### Written exercise
Each record below should be output verbatim, without pictures.

### Data excerpts
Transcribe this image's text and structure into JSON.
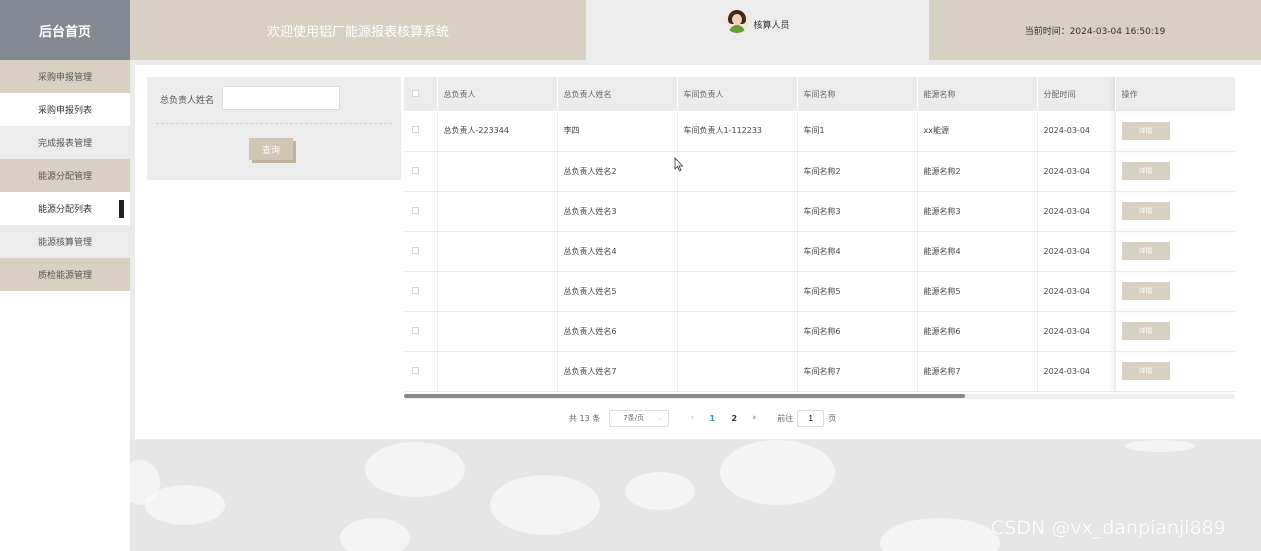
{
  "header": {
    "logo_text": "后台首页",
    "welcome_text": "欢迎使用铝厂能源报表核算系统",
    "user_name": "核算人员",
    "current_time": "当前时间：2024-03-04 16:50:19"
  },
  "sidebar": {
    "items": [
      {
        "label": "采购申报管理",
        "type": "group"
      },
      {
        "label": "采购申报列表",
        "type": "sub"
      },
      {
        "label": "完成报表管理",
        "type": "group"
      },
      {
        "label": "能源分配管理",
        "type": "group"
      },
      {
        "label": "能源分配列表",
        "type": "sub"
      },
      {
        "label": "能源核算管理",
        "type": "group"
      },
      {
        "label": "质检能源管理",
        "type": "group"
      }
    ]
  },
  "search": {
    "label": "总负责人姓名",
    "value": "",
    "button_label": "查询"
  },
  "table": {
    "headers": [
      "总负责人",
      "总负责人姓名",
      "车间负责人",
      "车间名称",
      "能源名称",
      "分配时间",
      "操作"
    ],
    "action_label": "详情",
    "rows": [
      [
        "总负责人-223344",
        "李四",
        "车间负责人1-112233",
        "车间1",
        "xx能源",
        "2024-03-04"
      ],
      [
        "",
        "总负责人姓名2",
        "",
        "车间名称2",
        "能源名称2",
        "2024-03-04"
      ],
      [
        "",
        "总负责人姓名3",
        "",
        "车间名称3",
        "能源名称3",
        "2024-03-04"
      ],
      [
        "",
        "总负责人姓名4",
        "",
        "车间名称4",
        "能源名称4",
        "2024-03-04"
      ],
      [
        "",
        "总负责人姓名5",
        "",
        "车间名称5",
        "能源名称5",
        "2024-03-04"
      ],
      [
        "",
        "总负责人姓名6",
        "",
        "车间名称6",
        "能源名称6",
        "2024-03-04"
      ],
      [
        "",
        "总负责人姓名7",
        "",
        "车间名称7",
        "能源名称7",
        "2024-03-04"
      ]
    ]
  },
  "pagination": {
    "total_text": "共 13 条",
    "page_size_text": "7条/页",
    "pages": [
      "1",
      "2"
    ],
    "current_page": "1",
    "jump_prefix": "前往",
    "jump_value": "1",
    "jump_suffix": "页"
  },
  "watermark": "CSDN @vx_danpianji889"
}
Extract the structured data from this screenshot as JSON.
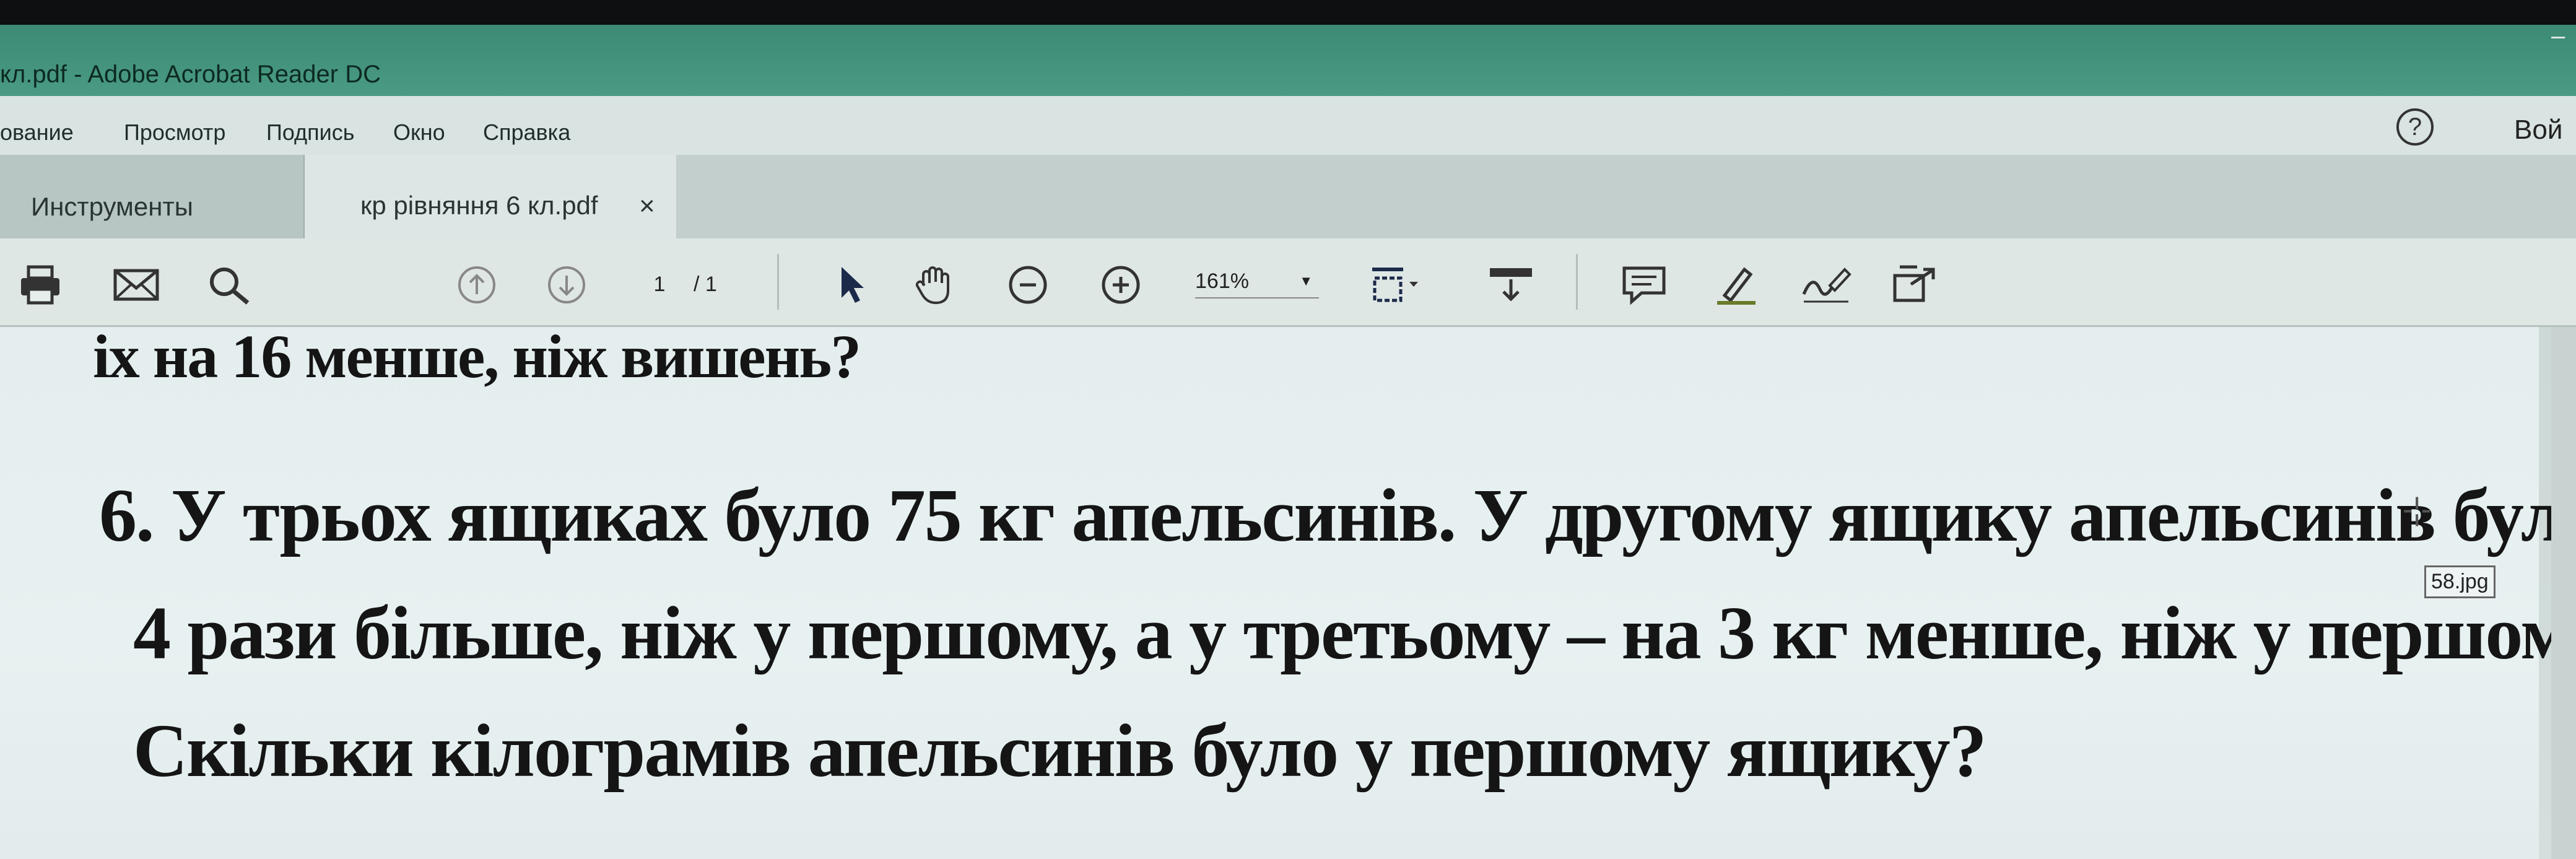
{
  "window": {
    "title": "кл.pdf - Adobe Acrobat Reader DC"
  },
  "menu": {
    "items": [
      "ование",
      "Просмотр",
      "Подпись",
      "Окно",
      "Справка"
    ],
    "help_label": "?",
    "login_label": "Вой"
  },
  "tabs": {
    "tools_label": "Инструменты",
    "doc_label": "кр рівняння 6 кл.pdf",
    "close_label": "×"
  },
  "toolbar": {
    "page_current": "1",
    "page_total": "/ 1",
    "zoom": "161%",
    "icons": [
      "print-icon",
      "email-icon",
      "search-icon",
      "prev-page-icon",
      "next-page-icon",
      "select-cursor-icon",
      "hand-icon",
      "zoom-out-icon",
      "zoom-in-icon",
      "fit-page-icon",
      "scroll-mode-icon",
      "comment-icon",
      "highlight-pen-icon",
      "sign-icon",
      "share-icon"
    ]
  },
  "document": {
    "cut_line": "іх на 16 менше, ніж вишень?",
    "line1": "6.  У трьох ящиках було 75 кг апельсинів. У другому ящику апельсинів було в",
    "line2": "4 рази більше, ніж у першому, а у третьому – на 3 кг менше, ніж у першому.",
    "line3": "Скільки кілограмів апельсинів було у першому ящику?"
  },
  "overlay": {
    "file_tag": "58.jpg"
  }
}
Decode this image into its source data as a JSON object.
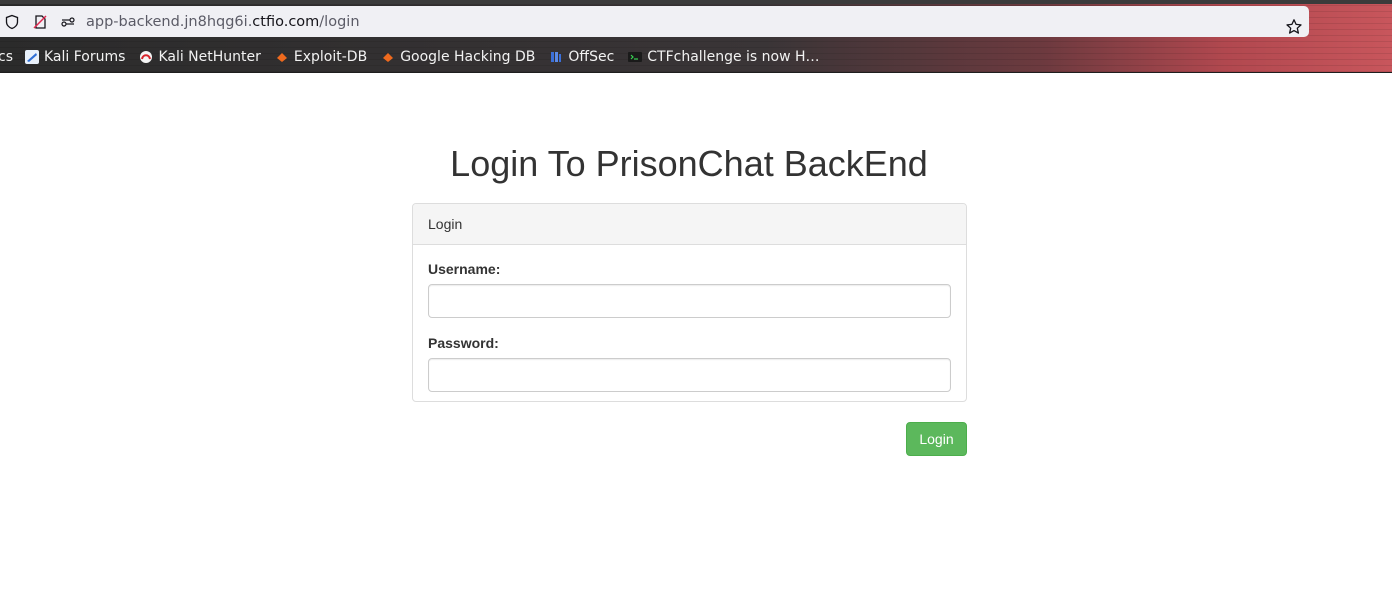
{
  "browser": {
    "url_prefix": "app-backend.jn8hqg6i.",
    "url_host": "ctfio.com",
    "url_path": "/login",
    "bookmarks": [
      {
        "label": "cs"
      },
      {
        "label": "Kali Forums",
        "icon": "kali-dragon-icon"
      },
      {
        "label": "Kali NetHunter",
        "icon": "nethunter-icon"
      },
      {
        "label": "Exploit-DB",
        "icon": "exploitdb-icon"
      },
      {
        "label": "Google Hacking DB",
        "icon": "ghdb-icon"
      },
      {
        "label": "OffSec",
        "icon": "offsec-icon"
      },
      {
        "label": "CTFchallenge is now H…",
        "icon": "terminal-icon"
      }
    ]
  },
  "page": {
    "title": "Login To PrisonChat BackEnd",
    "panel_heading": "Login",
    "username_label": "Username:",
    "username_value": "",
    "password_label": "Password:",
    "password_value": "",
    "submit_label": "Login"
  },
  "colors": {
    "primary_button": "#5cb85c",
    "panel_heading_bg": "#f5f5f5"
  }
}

### Result
Transcribe this image's text and structure into JSON.
{
  "header": {
    "logo_text": "后台首页",
    "welcome_text": "欢迎使用铝厂能源报表核算系统",
    "user_name": "核算人员",
    "current_time": "当前时间：2024-03-04 16:50:19"
  },
  "sidebar": {
    "items": [
      {
        "label": "采购申报管理",
        "type": "group"
      },
      {
        "label": "采购申报列表",
        "type": "sub"
      },
      {
        "label": "完成报表管理",
        "type": "group"
      },
      {
        "label": "能源分配管理",
        "type": "group"
      },
      {
        "label": "能源分配列表",
        "type": "sub"
      },
      {
        "label": "能源核算管理",
        "type": "group"
      },
      {
        "label": "质检能源管理",
        "type": "group"
      }
    ]
  },
  "search": {
    "label": "总负责人姓名",
    "value": "",
    "button_label": "查询"
  },
  "table": {
    "headers": [
      "总负责人",
      "总负责人姓名",
      "车间负责人",
      "车间名称",
      "能源名称",
      "分配时间",
      "操作"
    ],
    "action_label": "详情",
    "rows": [
      [
        "总负责人-223344",
        "李四",
        "车间负责人1-112233",
        "车间1",
        "xx能源",
        "2024-03-04"
      ],
      [
        "",
        "总负责人姓名2",
        "",
        "车间名称2",
        "能源名称2",
        "2024-03-04"
      ],
      [
        "",
        "总负责人姓名3",
        "",
        "车间名称3",
        "能源名称3",
        "2024-03-04"
      ],
      [
        "",
        "总负责人姓名4",
        "",
        "车间名称4",
        "能源名称4",
        "2024-03-04"
      ],
      [
        "",
        "总负责人姓名5",
        "",
        "车间名称5",
        "能源名称5",
        "2024-03-04"
      ],
      [
        "",
        "总负责人姓名6",
        "",
        "车间名称6",
        "能源名称6",
        "2024-03-04"
      ],
      [
        "",
        "总负责人姓名7",
        "",
        "车间名称7",
        "能源名称7",
        "2024-03-04"
      ]
    ]
  },
  "pagination": {
    "total_text": "共 13 条",
    "page_size_text": "7条/页",
    "pages": [
      "1",
      "2"
    ],
    "current_page": "1",
    "jump_prefix": "前往",
    "jump_value": "1",
    "jump_suffix": "页"
  },
  "watermark": "CSDN @vx_danpianji889"
}
Extract the structured data from this screenshot as JSON.
{
  "window": {
    "title": "кл.pdf - Adobe Acrobat Reader DC"
  },
  "menu": {
    "items": [
      "ование",
      "Просмотр",
      "Подпись",
      "Окно",
      "Справка"
    ],
    "help_label": "?",
    "login_label": "Вой"
  },
  "tabs": {
    "tools_label": "Инструменты",
    "doc_label": "кр рівняння 6 кл.pdf",
    "close_label": "×"
  },
  "toolbar": {
    "page_current": "1",
    "page_total": "/ 1",
    "zoom": "161%",
    "icons": [
      "print-icon",
      "email-icon",
      "search-icon",
      "prev-page-icon",
      "next-page-icon",
      "select-cursor-icon",
      "hand-icon",
      "zoom-out-icon",
      "zoom-in-icon",
      "fit-page-icon",
      "scroll-mode-icon",
      "comment-icon",
      "highlight-pen-icon",
      "sign-icon",
      "share-icon"
    ]
  },
  "document": {
    "cut_line": "іх на 16 менше, ніж вишень?",
    "line1": "6.  У трьох ящиках було 75 кг апельсинів. У другому ящику апельсинів було в",
    "line2": "4 рази більше, ніж у першому, а у третьому – на 3 кг менше, ніж у першому.",
    "line3": "Скільки кілограмів апельсинів було у першому ящику?"
  },
  "overlay": {
    "file_tag": "58.jpg"
  }
}
Decode this image into its source data as a JSON object.
{
  "browser": {
    "url_prefix": "app-backend.jn8hqg6i.",
    "url_host": "ctfio.com",
    "url_path": "/login",
    "bookmarks": [
      {
        "label": "cs"
      },
      {
        "label": "Kali Forums",
        "icon": "kali-dragon-icon"
      },
      {
        "label": "Kali NetHunter",
        "icon": "nethunter-icon"
      },
      {
        "label": "Exploit-DB",
        "icon": "exploitdb-icon"
      },
      {
        "label": "Google Hacking DB",
        "icon": "ghdb-icon"
      },
      {
        "label": "OffSec",
        "icon": "offsec-icon"
      },
      {
        "label": "CTFchallenge is now H…",
        "icon": "terminal-icon"
      }
    ]
  },
  "page": {
    "title": "Login To PrisonChat BackEnd",
    "panel_heading": "Login",
    "username_label": "Username:",
    "username_value": "",
    "password_label": "Password:",
    "password_value": "",
    "submit_label": "Login"
  },
  "colors": {
    "primary_button": "#5cb85c",
    "panel_heading_bg": "#f5f5f5"
  }
}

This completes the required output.